# [EXERCISE]
Look through the records below and give the number of lines holding the string "neutre", nothing more.

###

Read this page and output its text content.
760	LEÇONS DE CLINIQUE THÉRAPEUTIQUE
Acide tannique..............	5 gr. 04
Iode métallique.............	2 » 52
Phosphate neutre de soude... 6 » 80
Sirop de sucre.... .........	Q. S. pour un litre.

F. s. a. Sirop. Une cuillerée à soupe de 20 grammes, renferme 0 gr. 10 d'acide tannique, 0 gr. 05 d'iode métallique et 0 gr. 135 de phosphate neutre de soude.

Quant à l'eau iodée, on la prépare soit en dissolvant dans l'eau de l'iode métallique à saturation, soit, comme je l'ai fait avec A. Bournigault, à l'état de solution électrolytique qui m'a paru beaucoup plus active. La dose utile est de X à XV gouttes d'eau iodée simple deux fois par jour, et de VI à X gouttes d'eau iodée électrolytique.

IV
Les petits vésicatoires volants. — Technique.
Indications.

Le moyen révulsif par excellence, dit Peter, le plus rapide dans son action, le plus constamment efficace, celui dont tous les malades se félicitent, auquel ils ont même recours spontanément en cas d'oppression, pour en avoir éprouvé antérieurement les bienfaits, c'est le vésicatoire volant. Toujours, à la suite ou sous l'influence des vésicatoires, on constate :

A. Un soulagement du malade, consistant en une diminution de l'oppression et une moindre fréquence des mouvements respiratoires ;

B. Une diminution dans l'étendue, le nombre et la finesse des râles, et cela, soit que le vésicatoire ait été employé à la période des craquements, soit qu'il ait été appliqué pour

###

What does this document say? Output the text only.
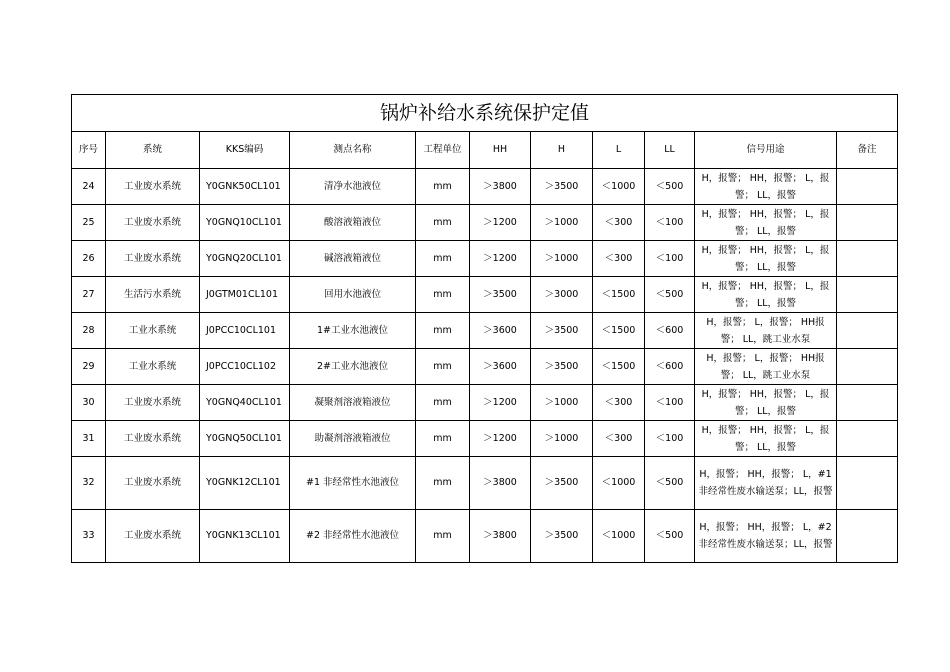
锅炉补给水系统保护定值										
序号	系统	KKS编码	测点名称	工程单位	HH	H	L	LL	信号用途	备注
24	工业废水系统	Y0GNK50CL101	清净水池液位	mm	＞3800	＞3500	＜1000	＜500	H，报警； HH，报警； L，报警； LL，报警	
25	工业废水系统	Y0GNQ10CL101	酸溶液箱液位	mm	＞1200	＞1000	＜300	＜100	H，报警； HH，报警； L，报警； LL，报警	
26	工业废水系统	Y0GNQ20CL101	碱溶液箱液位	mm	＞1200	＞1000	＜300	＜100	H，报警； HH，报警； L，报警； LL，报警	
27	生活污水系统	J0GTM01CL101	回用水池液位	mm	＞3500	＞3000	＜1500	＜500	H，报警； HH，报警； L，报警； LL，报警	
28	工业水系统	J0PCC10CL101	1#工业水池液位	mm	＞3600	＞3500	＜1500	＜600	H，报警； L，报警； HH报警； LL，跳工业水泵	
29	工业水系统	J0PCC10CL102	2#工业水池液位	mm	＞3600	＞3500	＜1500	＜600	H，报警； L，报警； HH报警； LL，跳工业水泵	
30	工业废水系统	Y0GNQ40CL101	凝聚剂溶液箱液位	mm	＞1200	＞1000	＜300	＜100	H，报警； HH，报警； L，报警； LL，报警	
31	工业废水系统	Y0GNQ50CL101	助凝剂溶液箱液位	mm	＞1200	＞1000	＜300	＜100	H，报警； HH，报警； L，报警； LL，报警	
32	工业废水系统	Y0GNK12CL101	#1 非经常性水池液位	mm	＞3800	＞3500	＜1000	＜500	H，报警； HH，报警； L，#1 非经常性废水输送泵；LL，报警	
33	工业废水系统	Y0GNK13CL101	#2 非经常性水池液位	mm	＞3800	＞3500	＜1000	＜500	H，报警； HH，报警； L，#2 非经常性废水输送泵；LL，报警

###

# [SOLUTION BELOW]
2